EXERCISE DETAILS >> An exact copy of every record is needed.

:: DATA FOR THIS TASK

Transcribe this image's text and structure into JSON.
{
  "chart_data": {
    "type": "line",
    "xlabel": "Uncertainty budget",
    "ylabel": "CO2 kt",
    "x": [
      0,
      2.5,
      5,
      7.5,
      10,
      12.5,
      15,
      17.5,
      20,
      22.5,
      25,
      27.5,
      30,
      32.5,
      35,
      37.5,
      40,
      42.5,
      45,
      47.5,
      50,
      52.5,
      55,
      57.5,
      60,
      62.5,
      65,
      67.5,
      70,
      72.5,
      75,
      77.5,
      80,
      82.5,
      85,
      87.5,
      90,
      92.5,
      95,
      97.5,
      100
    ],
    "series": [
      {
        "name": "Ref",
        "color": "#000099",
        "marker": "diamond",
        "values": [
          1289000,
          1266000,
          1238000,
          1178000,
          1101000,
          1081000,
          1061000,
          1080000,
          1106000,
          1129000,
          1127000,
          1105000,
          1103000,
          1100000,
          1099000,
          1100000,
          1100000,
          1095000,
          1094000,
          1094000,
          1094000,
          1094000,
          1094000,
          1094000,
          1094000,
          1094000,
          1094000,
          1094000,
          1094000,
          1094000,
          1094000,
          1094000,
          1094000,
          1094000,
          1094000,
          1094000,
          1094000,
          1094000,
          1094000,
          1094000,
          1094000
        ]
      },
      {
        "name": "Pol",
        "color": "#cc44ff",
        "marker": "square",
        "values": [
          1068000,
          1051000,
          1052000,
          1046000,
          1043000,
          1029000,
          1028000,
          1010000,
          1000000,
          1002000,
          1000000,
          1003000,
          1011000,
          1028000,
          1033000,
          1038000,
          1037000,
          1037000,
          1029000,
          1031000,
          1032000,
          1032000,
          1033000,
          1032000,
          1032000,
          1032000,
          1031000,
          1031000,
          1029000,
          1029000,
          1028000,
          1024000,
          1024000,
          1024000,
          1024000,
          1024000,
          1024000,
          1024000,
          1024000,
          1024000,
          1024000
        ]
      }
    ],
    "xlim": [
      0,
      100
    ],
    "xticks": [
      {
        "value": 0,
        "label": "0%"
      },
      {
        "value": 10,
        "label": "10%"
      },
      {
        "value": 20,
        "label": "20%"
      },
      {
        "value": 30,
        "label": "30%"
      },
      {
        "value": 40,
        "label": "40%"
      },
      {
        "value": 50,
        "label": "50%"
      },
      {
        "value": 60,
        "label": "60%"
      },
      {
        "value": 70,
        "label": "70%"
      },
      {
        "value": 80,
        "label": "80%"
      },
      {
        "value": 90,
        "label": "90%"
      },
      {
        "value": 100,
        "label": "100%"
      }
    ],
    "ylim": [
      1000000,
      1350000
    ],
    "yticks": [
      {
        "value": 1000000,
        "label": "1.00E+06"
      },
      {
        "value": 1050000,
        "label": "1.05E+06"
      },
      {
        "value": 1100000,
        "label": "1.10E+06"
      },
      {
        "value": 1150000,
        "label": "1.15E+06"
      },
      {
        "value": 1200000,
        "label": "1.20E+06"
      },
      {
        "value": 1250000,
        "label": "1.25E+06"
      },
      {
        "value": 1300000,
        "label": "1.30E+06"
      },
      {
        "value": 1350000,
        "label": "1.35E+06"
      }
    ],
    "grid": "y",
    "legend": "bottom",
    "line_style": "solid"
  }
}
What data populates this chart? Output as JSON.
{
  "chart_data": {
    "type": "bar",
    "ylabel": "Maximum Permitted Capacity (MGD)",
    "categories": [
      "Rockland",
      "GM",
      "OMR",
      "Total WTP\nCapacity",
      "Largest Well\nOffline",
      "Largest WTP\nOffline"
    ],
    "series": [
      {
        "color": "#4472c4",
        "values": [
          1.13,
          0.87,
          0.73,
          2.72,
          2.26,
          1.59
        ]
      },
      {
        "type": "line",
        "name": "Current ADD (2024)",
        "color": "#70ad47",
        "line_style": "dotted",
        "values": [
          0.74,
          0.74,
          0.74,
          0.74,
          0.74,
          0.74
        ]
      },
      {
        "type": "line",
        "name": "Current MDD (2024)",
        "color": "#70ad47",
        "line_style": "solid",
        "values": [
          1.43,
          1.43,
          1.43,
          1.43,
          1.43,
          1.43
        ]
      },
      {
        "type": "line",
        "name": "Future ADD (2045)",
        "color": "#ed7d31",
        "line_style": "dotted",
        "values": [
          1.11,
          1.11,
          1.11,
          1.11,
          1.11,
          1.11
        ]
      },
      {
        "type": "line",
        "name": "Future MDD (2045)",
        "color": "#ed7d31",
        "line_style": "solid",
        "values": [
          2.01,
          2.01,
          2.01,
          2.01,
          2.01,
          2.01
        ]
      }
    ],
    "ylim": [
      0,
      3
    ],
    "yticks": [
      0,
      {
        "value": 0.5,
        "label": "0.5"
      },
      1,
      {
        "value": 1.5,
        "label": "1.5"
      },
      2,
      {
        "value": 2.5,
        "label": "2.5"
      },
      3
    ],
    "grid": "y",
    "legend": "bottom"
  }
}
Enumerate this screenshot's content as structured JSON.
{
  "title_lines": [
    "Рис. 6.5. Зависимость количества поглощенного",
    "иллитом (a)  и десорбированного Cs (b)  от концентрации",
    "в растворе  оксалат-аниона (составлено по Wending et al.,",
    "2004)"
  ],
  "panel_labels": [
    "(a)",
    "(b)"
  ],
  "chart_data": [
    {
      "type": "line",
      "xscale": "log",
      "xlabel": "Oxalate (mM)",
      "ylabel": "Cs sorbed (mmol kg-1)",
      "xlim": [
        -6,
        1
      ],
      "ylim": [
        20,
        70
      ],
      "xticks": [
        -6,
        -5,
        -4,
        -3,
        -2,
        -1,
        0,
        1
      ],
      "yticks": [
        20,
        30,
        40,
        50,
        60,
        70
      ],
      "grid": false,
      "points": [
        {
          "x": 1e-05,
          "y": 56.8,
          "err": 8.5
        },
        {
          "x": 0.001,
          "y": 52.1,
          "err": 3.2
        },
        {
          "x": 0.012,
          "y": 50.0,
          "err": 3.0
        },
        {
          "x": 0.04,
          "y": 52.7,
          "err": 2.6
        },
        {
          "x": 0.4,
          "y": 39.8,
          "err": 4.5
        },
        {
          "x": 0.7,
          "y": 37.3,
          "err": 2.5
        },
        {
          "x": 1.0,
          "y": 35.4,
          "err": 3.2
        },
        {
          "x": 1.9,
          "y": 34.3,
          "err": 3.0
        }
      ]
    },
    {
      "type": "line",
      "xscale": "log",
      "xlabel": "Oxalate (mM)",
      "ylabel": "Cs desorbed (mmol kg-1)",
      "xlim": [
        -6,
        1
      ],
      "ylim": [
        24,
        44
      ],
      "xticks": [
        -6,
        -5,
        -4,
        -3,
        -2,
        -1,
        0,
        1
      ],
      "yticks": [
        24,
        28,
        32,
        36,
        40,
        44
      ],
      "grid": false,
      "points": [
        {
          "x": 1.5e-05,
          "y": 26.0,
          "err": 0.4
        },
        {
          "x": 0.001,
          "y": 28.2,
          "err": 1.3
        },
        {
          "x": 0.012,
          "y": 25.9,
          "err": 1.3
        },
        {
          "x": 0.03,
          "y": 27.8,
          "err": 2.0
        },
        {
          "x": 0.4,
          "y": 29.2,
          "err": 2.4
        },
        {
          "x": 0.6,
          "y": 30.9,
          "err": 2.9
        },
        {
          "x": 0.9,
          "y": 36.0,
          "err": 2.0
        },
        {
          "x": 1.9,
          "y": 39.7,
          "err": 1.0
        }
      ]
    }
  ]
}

::::

FULL RESPONSE >>
Transcribe this image's text and structure into JSON.
{
  "chart_data": {
    "type": "line",
    "xlabel": "Uncertainty budget",
    "ylabel": "CO2 kt",
    "x": [
      0,
      2.5,
      5,
      7.5,
      10,
      12.5,
      15,
      17.5,
      20,
      22.5,
      25,
      27.5,
      30,
      32.5,
      35,
      37.5,
      40,
      42.5,
      45,
      47.5,
      50,
      52.5,
      55,
      57.5,
      60,
      62.5,
      65,
      67.5,
      70,
      72.5,
      75,
      77.5,
      80,
      82.5,
      85,
      87.5,
      90,
      92.5,
      95,
      97.5,
      100
    ],
    "series": [
      {
        "name": "Ref",
        "color": "#000099",
        "marker": "diamond",
        "values": [
          1289000,
          1266000,
          1238000,
          1178000,
          1101000,
          1081000,
          1061000,
          1080000,
          1106000,
          1129000,
          1127000,
          1105000,
          1103000,
          1100000,
          1099000,
          1100000,
          1100000,
          1095000,
          1094000,
          1094000,
          1094000,
          1094000,
          1094000,
          1094000,
          1094000,
          1094000,
          1094000,
          1094000,
          1094000,
          1094000,
          1094000,
          1094000,
          1094000,
          1094000,
          1094000,
          1094000,
          1094000,
          1094000,
          1094000,
          1094000,
          1094000
        ]
      },
      {
        "name": "Pol",
        "color": "#cc44ff",
        "marker": "square",
        "values": [
          1068000,
          1051000,
          1052000,
          1046000,
          1043000,
          1029000,
          1028000,
          1010000,
          1000000,
          1002000,
          1000000,
          1003000,
          1011000,
          1028000,
          1033000,
          1038000,
          1037000,
          1037000,
          1029000,
          1031000,
          1032000,
          1032000,
          1033000,
          1032000,
          1032000,
          1032000,
          1031000,
          1031000,
          1029000,
          1029000,
          1028000,
          1024000,
          1024000,
          1024000,
          1024000,
          1024000,
          1024000,
          1024000,
          1024000,
          1024000,
          1024000
        ]
      }
    ],
    "xlim": [
      0,
      100
    ],
    "xticks": [
      {
        "value": 0,
        "label": "0%"
      },
      {
        "value": 10,
        "label": "10%"
      },
      {
        "value": 20,
        "label": "20%"
      },
      {
        "value": 30,
        "label": "30%"
      },
      {
        "value": 40,
        "label": "40%"
      },
      {
        "value": 50,
        "label": "50%"
      },
      {
        "value": 60,
        "label": "60%"
      },
      {
        "value": 70,
        "label": "70%"
      },
      {
        "value": 80,
        "label": "80%"
      },
      {
        "value": 90,
        "label": "90%"
      },
      {
        "value": 100,
        "label": "100%"
      }
    ],
    "ylim": [
      1000000,
      1350000
    ],
    "yticks": [
      {
        "value": 1000000,
        "label": "1.00E+06"
      },
      {
        "value": 1050000,
        "label": "1.05E+06"
      },
      {
        "value": 1100000,
        "label": "1.10E+06"
      },
      {
        "value": 1150000,
        "label": "1.15E+06"
      },
      {
        "value": 1200000,
        "label": "1.20E+06"
      },
      {
        "value": 1250000,
        "label": "1.25E+06"
      },
      {
        "value": 1300000,
        "label": "1.30E+06"
      },
      {
        "value": 1350000,
        "label": "1.35E+06"
      }
    ],
    "grid": "y",
    "legend": "bottom",
    "line_style": "solid"
  }
}
What data populates this chart? Output as JSON.
{
  "chart_data": {
    "type": "bar",
    "ylabel": "Maximum Permitted Capacity (MGD)",
    "categories": [
      "Rockland",
      "GM",
      "OMR",
      "Total WTP\nCapacity",
      "Largest Well\nOffline",
      "Largest WTP\nOffline"
    ],
    "series": [
      {
        "color": "#4472c4",
        "values": [
          1.13,
          0.87,
          0.73,
          2.72,
          2.26,
          1.59
        ]
      },
      {
        "type": "line",
        "name": "Current ADD (2024)",
        "color": "#70ad47",
        "line_style": "dotted",
        "values": [
          0.74,
          0.74,
          0.74,
          0.74,
          0.74,
          0.74
        ]
      },
      {
        "type": "line",
        "name": "Current MDD (2024)",
        "color": "#70ad47",
        "line_style": "solid",
        "values": [
          1.43,
          1.43,
          1.43,
          1.43,
          1.43,
          1.43
        ]
      },
      {
        "type": "line",
        "name": "Future ADD (2045)",
        "color": "#ed7d31",
        "line_style": "dotted",
        "values": [
          1.11,
          1.11,
          1.11,
          1.11,
          1.11,
          1.11
        ]
      },
      {
        "type": "line",
        "name": "Future MDD (2045)",
        "color": "#ed7d31",
        "line_style": "solid",
        "values": [
          2.01,
          2.01,
          2.01,
          2.01,
          2.01,
          2.01
        ]
      }
    ],
    "ylim": [
      0,
      3
    ],
    "yticks": [
      0,
      {
        "value": 0.5,
        "label": "0.5"
      },
      1,
      {
        "value": 1.5,
        "label": "1.5"
      },
      2,
      {
        "value": 2.5,
        "label": "2.5"
      },
      3
    ],
    "grid": "y",
    "legend": "bottom"
  }
}
Enumerate this screenshot's content as structured JSON.
{
  "title_lines": [
    "Рис. 6.5. Зависимость количества поглощенного",
    "иллитом (a)  и десорбированного Cs (b)  от концентрации",
    "в растворе  оксалат-аниона (составлено по Wending et al.,",
    "2004)"
  ],
  "panel_labels": [
    "(a)",
    "(b)"
  ],
  "chart_data": [
    {
      "type": "line",
      "xscale": "log",
      "xlabel": "Oxalate (mM)",
      "ylabel": "Cs sorbed (mmol kg-1)",
      "xlim": [
        -6,
        1
      ],
      "ylim": [
        20,
        70
      ],
      "xticks": [
        -6,
        -5,
        -4,
        -3,
        -2,
        -1,
        0,
        1
      ],
      "yticks": [
        20,
        30,
        40,
        50,
        60,
        70
      ],
      "grid": false,
      "points": [
        {
          "x": 1e-05,
          "y": 56.8,
          "err": 8.5
        },
        {
          "x": 0.001,
          "y": 52.1,
          "err": 3.2
        },
        {
          "x": 0.012,
          "y": 50.0,
          "err": 3.0
        },
        {
          "x": 0.04,
          "y": 52.7,
          "err": 2.6
        },
        {
          "x": 0.4,
          "y": 39.8,
          "err": 4.5
        },
        {
          "x": 0.7,
          "y": 37.3,
          "err": 2.5
        },
        {
          "x": 1.0,
          "y": 35.4,
          "err": 3.2
        },
        {
          "x": 1.9,
          "y": 34.3,
          "err": 3.0
        }
      ]
    },
    {
      "type": "line",
      "xscale": "log",
      "xlabel": "Oxalate (mM)",
      "ylabel": "Cs desorbed (mmol kg-1)",
      "xlim": [
        -6,
        1
      ],
      "ylim": [
        24,
        44
      ],
      "xticks": [
        -6,
        -5,
        -4,
        -3,
        -2,
        -1,
        0,
        1
      ],
      "yticks": [
        24,
        28,
        32,
        36,
        40,
        44
      ],
      "grid": false,
      "points": [
        {
          "x": 1.5e-05,
          "y": 26.0,
          "err": 0.4
        },
        {
          "x": 0.001,
          "y": 28.2,
          "err": 1.3
        },
        {
          "x": 0.012,
          "y": 25.9,
          "err": 1.3
        },
        {
          "x": 0.03,
          "y": 27.8,
          "err": 2.0
        },
        {
          "x": 0.4,
          "y": 29.2,
          "err": 2.4
        },
        {
          "x": 0.6,
          "y": 30.9,
          "err": 2.9
        },
        {
          "x": 0.9,
          "y": 36.0,
          "err": 2.0
        },
        {
          "x": 1.9,
          "y": 39.7,
          "err": 1.0
        }
      ]
    }
  ]
}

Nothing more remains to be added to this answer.